__Instructions for the task__.
Only the lines of the data holding the string "Pedro" need to be returned.

Records from a collection:
-=-=-=-=-

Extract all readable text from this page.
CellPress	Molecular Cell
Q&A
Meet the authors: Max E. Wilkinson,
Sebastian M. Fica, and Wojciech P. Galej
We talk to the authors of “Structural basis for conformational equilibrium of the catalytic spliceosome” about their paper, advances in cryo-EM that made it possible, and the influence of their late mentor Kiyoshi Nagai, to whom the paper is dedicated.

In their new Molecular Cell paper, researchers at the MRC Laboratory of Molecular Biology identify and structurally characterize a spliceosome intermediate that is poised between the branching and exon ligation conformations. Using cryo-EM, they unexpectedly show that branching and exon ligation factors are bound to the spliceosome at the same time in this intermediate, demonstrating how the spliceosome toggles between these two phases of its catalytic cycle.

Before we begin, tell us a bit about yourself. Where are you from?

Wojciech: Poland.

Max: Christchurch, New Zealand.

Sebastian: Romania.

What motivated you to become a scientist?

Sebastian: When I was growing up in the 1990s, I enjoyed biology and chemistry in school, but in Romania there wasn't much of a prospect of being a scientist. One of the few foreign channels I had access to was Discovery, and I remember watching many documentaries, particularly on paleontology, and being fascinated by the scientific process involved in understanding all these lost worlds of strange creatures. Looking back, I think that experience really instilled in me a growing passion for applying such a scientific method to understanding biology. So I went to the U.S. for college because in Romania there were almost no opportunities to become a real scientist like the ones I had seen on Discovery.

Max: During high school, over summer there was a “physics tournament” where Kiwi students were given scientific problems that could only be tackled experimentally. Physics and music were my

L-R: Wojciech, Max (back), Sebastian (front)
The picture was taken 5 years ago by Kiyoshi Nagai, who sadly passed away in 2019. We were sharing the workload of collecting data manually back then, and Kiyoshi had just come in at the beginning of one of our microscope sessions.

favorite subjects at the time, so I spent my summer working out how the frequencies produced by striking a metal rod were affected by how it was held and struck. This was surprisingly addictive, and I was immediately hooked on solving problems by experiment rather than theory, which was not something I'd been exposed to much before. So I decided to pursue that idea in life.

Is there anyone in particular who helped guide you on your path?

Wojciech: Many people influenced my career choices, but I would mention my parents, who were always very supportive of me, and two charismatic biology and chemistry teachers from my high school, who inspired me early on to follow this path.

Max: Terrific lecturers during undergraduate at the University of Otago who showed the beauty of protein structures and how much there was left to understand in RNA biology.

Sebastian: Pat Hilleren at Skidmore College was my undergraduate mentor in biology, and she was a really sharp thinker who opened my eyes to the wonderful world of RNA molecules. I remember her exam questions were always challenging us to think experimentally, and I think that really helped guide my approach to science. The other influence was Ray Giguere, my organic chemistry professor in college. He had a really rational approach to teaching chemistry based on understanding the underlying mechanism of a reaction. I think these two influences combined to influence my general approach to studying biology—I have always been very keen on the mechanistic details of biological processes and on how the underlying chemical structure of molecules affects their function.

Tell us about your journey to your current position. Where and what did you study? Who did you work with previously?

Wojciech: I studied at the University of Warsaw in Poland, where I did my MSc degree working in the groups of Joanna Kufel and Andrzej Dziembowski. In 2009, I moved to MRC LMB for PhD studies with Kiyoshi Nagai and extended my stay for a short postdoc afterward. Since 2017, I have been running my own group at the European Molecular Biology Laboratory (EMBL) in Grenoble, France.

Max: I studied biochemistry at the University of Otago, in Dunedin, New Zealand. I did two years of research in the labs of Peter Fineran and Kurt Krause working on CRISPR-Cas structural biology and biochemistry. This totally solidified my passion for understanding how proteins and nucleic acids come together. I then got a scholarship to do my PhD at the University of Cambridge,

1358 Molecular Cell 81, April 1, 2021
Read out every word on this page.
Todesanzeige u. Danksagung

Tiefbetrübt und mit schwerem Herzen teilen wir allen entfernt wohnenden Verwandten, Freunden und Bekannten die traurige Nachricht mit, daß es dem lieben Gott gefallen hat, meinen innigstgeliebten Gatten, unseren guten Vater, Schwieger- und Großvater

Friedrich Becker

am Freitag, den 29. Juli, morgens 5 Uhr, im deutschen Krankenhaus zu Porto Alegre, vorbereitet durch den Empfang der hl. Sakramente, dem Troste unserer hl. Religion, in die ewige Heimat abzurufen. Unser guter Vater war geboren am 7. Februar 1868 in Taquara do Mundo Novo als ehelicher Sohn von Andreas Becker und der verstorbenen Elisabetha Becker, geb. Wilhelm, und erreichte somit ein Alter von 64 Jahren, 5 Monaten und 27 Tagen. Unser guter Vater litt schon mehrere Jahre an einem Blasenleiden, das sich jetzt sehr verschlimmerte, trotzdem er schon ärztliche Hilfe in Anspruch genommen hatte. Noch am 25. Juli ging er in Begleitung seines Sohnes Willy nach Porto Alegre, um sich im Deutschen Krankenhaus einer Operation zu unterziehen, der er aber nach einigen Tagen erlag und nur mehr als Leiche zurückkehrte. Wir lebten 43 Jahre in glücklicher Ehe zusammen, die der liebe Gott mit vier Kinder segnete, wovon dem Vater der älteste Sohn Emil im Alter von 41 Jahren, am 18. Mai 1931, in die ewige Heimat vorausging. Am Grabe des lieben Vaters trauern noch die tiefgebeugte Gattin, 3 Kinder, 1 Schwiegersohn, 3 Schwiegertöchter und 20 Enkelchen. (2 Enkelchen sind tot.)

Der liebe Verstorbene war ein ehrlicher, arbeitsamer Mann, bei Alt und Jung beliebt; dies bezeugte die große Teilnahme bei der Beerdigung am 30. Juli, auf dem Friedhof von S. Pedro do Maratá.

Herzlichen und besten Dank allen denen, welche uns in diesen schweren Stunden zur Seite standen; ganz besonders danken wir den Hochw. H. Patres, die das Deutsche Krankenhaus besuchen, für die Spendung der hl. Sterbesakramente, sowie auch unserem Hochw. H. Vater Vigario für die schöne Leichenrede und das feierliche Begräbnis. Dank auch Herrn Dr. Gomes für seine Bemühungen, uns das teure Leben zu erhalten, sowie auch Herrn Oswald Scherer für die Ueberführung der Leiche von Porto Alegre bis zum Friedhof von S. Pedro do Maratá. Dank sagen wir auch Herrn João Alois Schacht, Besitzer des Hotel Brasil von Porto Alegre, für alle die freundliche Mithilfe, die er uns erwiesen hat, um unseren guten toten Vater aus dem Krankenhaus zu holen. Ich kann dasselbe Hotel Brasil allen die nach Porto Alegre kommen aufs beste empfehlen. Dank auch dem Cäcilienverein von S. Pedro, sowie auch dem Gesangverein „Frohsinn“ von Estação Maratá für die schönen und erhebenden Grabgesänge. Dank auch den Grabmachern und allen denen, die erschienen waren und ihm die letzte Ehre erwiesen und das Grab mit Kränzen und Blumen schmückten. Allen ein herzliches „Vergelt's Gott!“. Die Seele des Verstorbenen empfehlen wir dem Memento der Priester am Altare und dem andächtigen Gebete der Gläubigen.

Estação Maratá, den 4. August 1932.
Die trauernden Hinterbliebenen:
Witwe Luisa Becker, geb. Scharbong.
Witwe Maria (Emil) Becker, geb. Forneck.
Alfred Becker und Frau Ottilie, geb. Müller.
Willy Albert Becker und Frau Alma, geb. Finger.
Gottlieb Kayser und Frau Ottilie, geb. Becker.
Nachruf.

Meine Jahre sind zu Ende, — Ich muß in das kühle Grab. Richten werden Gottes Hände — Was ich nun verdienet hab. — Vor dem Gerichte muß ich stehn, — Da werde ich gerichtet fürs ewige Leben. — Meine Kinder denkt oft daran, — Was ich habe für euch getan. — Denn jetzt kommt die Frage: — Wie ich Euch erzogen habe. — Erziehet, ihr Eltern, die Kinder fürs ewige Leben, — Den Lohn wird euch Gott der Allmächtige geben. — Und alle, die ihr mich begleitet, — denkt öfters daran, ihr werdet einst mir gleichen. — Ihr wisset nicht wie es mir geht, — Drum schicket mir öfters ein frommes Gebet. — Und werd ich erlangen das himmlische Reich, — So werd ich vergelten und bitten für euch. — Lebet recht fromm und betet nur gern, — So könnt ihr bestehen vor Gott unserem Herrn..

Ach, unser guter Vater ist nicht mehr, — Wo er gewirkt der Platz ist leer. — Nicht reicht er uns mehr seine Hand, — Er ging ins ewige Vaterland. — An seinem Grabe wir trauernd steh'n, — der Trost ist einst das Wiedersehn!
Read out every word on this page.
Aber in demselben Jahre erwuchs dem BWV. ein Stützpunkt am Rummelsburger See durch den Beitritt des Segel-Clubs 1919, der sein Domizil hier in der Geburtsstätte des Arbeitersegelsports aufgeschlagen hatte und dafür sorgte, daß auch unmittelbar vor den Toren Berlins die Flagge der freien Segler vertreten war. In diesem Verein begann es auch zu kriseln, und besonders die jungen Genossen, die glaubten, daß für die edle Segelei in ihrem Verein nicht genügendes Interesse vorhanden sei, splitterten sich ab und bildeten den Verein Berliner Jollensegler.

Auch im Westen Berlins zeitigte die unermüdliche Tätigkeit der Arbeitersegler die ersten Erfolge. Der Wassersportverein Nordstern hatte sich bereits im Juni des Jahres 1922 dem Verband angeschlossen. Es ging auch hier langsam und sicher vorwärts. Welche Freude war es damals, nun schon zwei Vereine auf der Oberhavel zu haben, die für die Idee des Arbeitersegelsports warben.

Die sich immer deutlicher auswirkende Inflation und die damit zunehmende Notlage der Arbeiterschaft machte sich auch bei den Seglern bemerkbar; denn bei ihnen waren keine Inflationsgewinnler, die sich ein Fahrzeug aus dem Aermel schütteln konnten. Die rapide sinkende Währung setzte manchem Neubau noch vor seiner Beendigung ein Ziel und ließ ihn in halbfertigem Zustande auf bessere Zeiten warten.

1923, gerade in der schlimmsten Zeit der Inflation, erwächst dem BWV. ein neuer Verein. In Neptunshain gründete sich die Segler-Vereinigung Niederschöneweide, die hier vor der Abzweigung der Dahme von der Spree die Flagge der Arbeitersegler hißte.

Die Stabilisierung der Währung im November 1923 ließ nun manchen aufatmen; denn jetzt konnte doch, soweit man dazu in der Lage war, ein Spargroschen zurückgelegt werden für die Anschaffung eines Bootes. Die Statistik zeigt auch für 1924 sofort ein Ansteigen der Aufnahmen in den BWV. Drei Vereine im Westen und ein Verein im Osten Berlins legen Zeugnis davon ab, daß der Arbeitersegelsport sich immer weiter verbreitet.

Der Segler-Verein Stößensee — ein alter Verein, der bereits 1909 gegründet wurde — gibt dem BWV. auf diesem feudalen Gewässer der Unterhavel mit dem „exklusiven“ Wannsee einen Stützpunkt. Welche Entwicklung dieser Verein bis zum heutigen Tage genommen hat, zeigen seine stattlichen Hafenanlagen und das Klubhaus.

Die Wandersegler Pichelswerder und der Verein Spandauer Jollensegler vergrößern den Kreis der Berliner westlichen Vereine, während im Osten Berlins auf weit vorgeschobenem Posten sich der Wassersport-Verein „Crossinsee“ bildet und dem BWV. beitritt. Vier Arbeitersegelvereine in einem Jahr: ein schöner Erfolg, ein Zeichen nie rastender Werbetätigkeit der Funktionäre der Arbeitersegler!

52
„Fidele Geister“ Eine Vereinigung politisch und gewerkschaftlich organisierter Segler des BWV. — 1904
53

-=-=-=-=-

__Exercise output__.
Der liebe Verstorbene war ein ehrlicher, arbeitsamer Mann, bei Alt und Jung beliebt; dies bezeugte die große Teilnahme bei der Beerdigung am 30. Juli, auf dem Friedhof von S. Pedro do Maratá.
Herzlichen und besten Dank allen denen, welche uns in diesen schweren Stunden zur Seite standen; ganz besonders danken wir den Hochw. H. Patres, die das Deutsche Krankenhaus besuchen, für die Spendung der hl. Sterbesakramente, sowie auch unserem Hochw. H. Vater Vigario für die schöne Leichenrede und das feierliche Begräbnis. Dank auch Herrn Dr. Gomes für seine Bemühungen, uns das teure Leben zu erhalten, sowie auch Herrn Oswald Scherer für die Ueberführung der Leiche von Porto Alegre bis zum Friedhof von S. Pedro do Maratá. Dank sagen wir auch Herrn João Alois Schacht, Besitzer des Hotel Brasil von Porto Alegre, für alle die freundliche Mithilfe, die er uns erwiesen hat, um unseren guten toten Vater aus dem Krankenhaus zu holen. Ich kann dasselbe Hotel Brasil allen die nach Porto Alegre kommen aufs beste empfehlen. Dank auch dem Cäcilienverein von S. Pedro, sowie auch dem Gesangverein „Frohsinn“ von Estação Maratá für die schönen und erhebenden Grabgesänge. Dank auch den Grabmachern und allen denen, die erschienen waren und ihm die letzte Ehre erwiesen und das Grab mit Kränzen und Blumen schmückten. Allen ein herzliches „Vergelt's Gott!“. Die Seele des Verstorbenen empfehlen wir dem Memento der Priester am Altare und dem andächtigen Gebete der Gläubigen.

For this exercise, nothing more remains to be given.